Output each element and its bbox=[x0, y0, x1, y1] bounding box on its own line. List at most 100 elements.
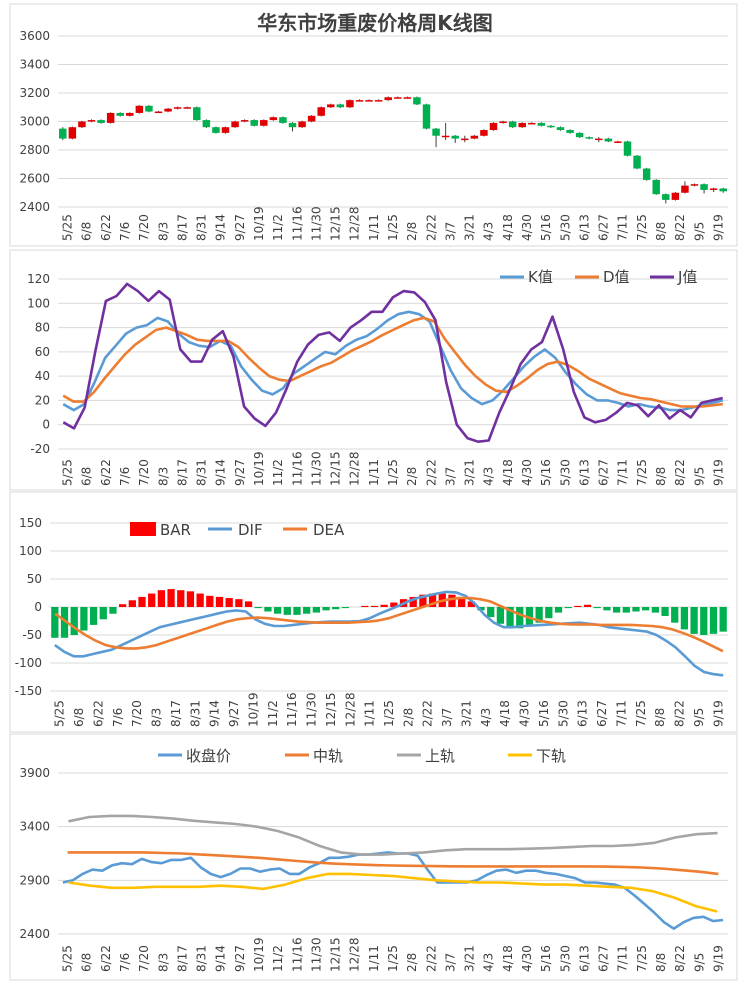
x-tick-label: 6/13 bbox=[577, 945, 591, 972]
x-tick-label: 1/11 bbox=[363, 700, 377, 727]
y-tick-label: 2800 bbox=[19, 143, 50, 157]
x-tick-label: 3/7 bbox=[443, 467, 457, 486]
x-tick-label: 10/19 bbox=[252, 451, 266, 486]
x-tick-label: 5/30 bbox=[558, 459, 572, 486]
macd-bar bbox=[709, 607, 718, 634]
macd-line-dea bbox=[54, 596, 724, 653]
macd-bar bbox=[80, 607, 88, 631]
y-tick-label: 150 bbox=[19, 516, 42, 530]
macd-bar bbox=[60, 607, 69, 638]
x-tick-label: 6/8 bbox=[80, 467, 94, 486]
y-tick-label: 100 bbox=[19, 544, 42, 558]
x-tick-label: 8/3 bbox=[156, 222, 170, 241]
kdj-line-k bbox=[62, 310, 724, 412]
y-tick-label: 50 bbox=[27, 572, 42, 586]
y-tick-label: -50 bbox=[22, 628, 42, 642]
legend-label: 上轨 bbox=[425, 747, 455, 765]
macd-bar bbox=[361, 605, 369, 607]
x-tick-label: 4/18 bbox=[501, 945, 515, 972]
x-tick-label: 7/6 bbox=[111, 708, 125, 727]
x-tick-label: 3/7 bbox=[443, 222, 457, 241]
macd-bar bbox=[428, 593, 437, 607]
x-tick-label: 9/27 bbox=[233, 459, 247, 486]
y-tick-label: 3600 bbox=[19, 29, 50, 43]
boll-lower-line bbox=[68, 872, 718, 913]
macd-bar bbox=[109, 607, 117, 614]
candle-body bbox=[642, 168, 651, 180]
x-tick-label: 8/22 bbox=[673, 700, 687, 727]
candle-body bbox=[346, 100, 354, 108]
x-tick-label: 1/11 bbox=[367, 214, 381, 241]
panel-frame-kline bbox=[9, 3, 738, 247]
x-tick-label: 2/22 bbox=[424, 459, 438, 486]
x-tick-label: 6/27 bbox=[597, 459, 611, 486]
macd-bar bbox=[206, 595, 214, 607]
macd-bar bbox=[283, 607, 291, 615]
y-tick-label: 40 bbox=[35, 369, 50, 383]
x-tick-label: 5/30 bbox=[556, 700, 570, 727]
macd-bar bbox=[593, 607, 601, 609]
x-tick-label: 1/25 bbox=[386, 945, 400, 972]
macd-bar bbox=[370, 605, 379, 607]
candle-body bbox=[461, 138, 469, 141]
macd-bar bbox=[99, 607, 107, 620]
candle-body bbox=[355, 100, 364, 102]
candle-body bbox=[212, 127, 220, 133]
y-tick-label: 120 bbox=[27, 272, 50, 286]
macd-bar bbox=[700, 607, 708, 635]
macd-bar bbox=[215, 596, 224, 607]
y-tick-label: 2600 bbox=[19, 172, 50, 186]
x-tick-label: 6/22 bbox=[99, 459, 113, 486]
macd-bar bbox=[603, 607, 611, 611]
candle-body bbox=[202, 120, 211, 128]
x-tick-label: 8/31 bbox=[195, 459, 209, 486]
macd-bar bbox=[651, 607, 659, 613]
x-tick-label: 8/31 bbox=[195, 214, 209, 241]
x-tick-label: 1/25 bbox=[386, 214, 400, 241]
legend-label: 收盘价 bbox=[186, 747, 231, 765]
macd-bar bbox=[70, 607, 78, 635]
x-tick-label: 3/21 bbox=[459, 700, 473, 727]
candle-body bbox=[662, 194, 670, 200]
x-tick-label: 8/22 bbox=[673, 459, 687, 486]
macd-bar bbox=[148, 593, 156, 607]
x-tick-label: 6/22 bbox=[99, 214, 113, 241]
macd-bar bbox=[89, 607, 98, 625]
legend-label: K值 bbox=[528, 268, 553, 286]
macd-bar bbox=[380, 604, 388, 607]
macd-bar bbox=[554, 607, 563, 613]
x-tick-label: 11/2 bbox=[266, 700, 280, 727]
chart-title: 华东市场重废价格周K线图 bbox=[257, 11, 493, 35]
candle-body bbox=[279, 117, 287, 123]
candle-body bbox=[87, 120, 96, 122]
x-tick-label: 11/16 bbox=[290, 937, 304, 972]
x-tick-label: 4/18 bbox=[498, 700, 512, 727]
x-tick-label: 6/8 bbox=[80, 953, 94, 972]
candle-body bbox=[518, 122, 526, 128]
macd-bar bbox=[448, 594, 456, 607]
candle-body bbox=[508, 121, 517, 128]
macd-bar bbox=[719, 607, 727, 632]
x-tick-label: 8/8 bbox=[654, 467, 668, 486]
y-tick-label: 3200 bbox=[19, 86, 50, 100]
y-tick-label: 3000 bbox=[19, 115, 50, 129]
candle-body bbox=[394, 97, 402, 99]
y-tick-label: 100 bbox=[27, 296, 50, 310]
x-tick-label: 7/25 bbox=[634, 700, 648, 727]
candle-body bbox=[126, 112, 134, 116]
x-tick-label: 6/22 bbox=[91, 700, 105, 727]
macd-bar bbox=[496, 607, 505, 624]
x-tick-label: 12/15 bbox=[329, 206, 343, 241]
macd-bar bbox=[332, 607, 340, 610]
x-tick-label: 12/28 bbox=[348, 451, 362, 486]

+++++

Return every line of the data above verbatim, omitting the picture.

Output each element and its bbox=[x0, y0, x1, y1] bounding box on its own line. List at most 100 elements.
x-tick-label: 6/13 bbox=[577, 945, 591, 972]
x-tick-label: 1/11 bbox=[363, 700, 377, 727]
y-tick-label: 2800 bbox=[19, 143, 50, 157]
x-tick-label: 3/7 bbox=[443, 467, 457, 486]
x-tick-label: 10/19 bbox=[252, 451, 266, 486]
x-tick-label: 5/30 bbox=[558, 459, 572, 486]
macd-bar bbox=[709, 607, 718, 634]
macd-line-dea bbox=[54, 596, 724, 653]
macd-bar bbox=[80, 607, 88, 631]
y-tick-label: 150 bbox=[19, 516, 42, 530]
macd-bar bbox=[60, 607, 69, 638]
x-tick-label: 6/8 bbox=[80, 467, 94, 486]
y-tick-label: 100 bbox=[19, 544, 42, 558]
x-tick-label: 8/3 bbox=[156, 222, 170, 241]
kdj-line-k bbox=[62, 310, 724, 412]
y-tick-label: 50 bbox=[27, 572, 42, 586]
y-tick-label: -50 bbox=[22, 628, 42, 642]
legend-label: 上轨 bbox=[425, 747, 455, 765]
macd-bar bbox=[361, 605, 369, 607]
x-tick-label: 4/18 bbox=[501, 945, 515, 972]
x-tick-label: 7/6 bbox=[111, 708, 125, 727]
x-tick-label: 3/7 bbox=[443, 222, 457, 241]
macd-bar bbox=[428, 593, 437, 607]
x-tick-label: 9/27 bbox=[233, 459, 247, 486]
y-tick-label: 3600 bbox=[19, 29, 50, 43]
boll-lower-line bbox=[68, 872, 718, 913]
macd-bar bbox=[109, 607, 117, 614]
candle-body bbox=[642, 168, 651, 180]
x-tick-label: 8/22 bbox=[673, 700, 687, 727]
candle-body bbox=[346, 100, 354, 108]
x-tick-label: 1/11 bbox=[367, 214, 381, 241]
panel-frame-kline bbox=[9, 3, 738, 247]
x-tick-label: 2/22 bbox=[424, 459, 438, 486]
x-tick-label: 6/27 bbox=[597, 459, 611, 486]
macd-bar bbox=[206, 595, 214, 607]
macd-bar bbox=[283, 607, 291, 615]
y-tick-label: 40 bbox=[35, 369, 50, 383]
x-tick-label: 5/30 bbox=[556, 700, 570, 727]
macd-bar bbox=[593, 607, 601, 609]
x-tick-label: 1/25 bbox=[386, 945, 400, 972]
macd-bar bbox=[370, 605, 379, 607]
candle-body bbox=[461, 138, 469, 141]
macd-bar bbox=[99, 607, 107, 620]
candle-body bbox=[355, 100, 364, 102]
candle-body bbox=[212, 127, 220, 133]
y-tick-label: 120 bbox=[27, 272, 50, 286]
macd-bar bbox=[700, 607, 708, 635]
macd-bar bbox=[215, 596, 224, 607]
y-tick-label: 2600 bbox=[19, 172, 50, 186]
x-tick-label: 6/22 bbox=[99, 459, 113, 486]
macd-bar bbox=[603, 607, 611, 611]
candle-body bbox=[202, 120, 211, 128]
x-tick-label: 8/31 bbox=[195, 459, 209, 486]
macd-bar bbox=[651, 607, 659, 613]
x-tick-label: 8/31 bbox=[195, 214, 209, 241]
x-tick-label: 1/25 bbox=[386, 214, 400, 241]
legend-label: 收盘价 bbox=[186, 747, 231, 765]
macd-bar bbox=[70, 607, 78, 635]
x-tick-label: 3/21 bbox=[459, 700, 473, 727]
candle-body bbox=[662, 194, 670, 200]
x-tick-label: 8/22 bbox=[673, 459, 687, 486]
macd-bar bbox=[148, 593, 156, 607]
x-tick-label: 6/22 bbox=[99, 214, 113, 241]
macd-bar bbox=[89, 607, 98, 625]
legend-label: K值 bbox=[528, 268, 553, 286]
macd-bar bbox=[380, 604, 388, 607]
macd-bar bbox=[554, 607, 563, 613]
x-tick-label: 11/2 bbox=[266, 700, 280, 727]
chart-title: 华东市场重废价格周K线图 bbox=[257, 11, 493, 35]
candle-body bbox=[279, 117, 287, 123]
candle-body bbox=[87, 120, 96, 122]
x-tick-label: 11/16 bbox=[290, 937, 304, 972]
x-tick-label: 4/18 bbox=[498, 700, 512, 727]
x-tick-label: 6/8 bbox=[80, 953, 94, 972]
candle-body bbox=[518, 122, 526, 128]
macd-bar bbox=[448, 594, 456, 607]
candle-body bbox=[508, 121, 517, 128]
macd-bar bbox=[719, 607, 727, 632]
x-tick-label: 8/8 bbox=[654, 467, 668, 486]
y-tick-label: 3200 bbox=[19, 86, 50, 100]
y-tick-label: 3000 bbox=[19, 115, 50, 129]
candle-body bbox=[394, 97, 402, 99]
y-tick-label: 100 bbox=[27, 296, 50, 310]
x-tick-label: 7/25 bbox=[634, 700, 648, 727]
candle-body bbox=[126, 112, 134, 116]
x-tick-label: 6/22 bbox=[91, 700, 105, 727]
macd-bar bbox=[496, 607, 505, 624]
x-tick-label: 12/15 bbox=[329, 206, 343, 241]
macd-bar bbox=[332, 607, 340, 610]
x-tick-label: 12/28 bbox=[348, 451, 362, 486]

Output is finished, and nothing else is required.